┌──
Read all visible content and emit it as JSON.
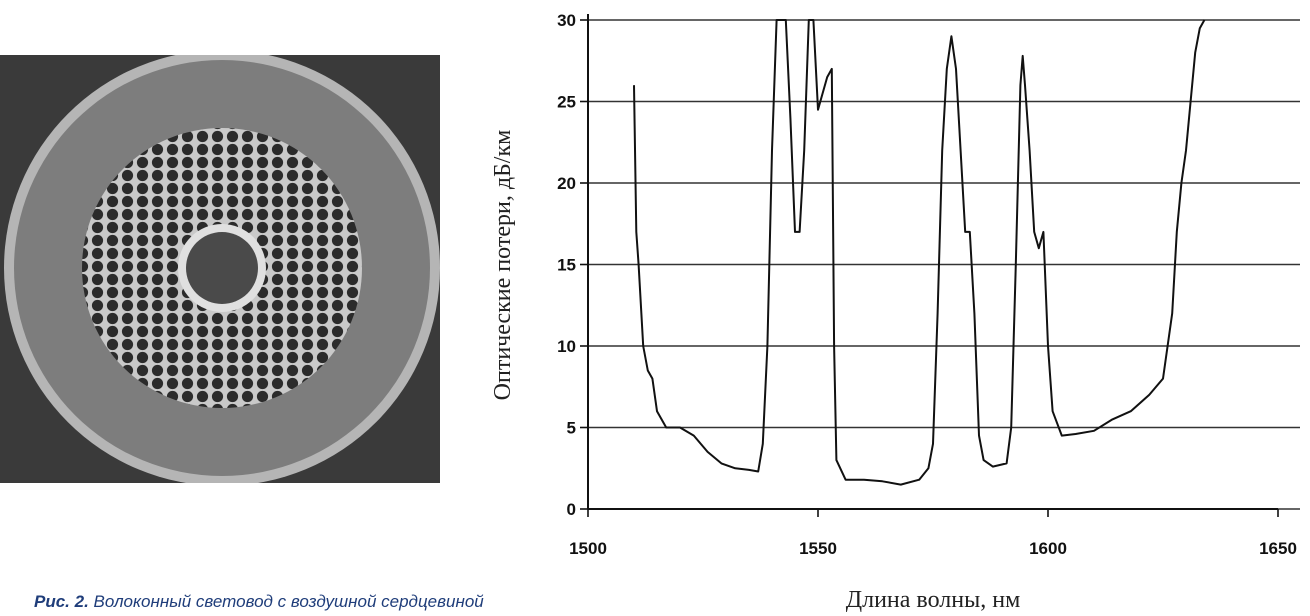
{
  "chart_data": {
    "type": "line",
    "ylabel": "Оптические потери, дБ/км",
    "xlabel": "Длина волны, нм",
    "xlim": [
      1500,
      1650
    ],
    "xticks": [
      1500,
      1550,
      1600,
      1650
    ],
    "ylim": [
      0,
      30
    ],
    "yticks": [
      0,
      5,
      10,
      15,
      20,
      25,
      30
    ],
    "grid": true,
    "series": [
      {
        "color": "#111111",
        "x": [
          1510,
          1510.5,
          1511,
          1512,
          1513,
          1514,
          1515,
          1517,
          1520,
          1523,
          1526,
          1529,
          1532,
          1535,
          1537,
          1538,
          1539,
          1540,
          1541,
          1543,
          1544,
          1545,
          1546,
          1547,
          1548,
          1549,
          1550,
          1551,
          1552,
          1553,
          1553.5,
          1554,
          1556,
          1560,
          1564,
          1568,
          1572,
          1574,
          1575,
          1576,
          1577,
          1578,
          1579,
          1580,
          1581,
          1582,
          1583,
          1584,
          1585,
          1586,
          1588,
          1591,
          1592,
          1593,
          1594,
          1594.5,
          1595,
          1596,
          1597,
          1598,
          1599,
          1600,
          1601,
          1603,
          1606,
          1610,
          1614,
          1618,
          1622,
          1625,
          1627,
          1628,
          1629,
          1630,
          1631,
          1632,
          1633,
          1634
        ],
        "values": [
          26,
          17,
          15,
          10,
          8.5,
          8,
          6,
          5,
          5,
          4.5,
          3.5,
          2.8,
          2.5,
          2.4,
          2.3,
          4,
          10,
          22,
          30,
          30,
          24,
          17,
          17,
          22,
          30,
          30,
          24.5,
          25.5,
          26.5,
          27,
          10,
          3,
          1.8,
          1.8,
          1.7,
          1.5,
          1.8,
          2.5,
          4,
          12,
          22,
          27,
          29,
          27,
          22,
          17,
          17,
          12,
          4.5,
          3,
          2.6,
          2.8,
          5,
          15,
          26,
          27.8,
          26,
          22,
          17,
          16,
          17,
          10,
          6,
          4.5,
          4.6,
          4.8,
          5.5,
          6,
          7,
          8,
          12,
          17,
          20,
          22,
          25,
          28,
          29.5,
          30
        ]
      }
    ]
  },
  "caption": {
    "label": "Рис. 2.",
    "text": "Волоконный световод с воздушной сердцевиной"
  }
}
└──
EXERCISE DESCRIPTION — Without the pictures, extract every entry verbatim.

WRITTEN RESPONSE —
Read all visible content and emit it as JSON.
{
  "chart_data": {
    "type": "line",
    "ylabel": "Оптические потери, дБ/км",
    "xlabel": "Длина волны, нм",
    "xlim": [
      1500,
      1650
    ],
    "xticks": [
      1500,
      1550,
      1600,
      1650
    ],
    "ylim": [
      0,
      30
    ],
    "yticks": [
      0,
      5,
      10,
      15,
      20,
      25,
      30
    ],
    "grid": true,
    "series": [
      {
        "color": "#111111",
        "x": [
          1510,
          1510.5,
          1511,
          1512,
          1513,
          1514,
          1515,
          1517,
          1520,
          1523,
          1526,
          1529,
          1532,
          1535,
          1537,
          1538,
          1539,
          1540,
          1541,
          1543,
          1544,
          1545,
          1546,
          1547,
          1548,
          1549,
          1550,
          1551,
          1552,
          1553,
          1553.5,
          1554,
          1556,
          1560,
          1564,
          1568,
          1572,
          1574,
          1575,
          1576,
          1577,
          1578,
          1579,
          1580,
          1581,
          1582,
          1583,
          1584,
          1585,
          1586,
          1588,
          1591,
          1592,
          1593,
          1594,
          1594.5,
          1595,
          1596,
          1597,
          1598,
          1599,
          1600,
          1601,
          1603,
          1606,
          1610,
          1614,
          1618,
          1622,
          1625,
          1627,
          1628,
          1629,
          1630,
          1631,
          1632,
          1633,
          1634
        ],
        "values": [
          26,
          17,
          15,
          10,
          8.5,
          8,
          6,
          5,
          5,
          4.5,
          3.5,
          2.8,
          2.5,
          2.4,
          2.3,
          4,
          10,
          22,
          30,
          30,
          24,
          17,
          17,
          22,
          30,
          30,
          24.5,
          25.5,
          26.5,
          27,
          10,
          3,
          1.8,
          1.8,
          1.7,
          1.5,
          1.8,
          2.5,
          4,
          12,
          22,
          27,
          29,
          27,
          22,
          17,
          17,
          12,
          4.5,
          3,
          2.6,
          2.8,
          5,
          15,
          26,
          27.8,
          26,
          22,
          17,
          16,
          17,
          10,
          6,
          4.5,
          4.6,
          4.8,
          5.5,
          6,
          7,
          8,
          12,
          17,
          20,
          22,
          25,
          28,
          29.5,
          30
        ]
      }
    ]
  },
  "caption": {
    "label": "Рис. 2.",
    "text": "Волоконный световод с воздушной сердцевиной"
  }
}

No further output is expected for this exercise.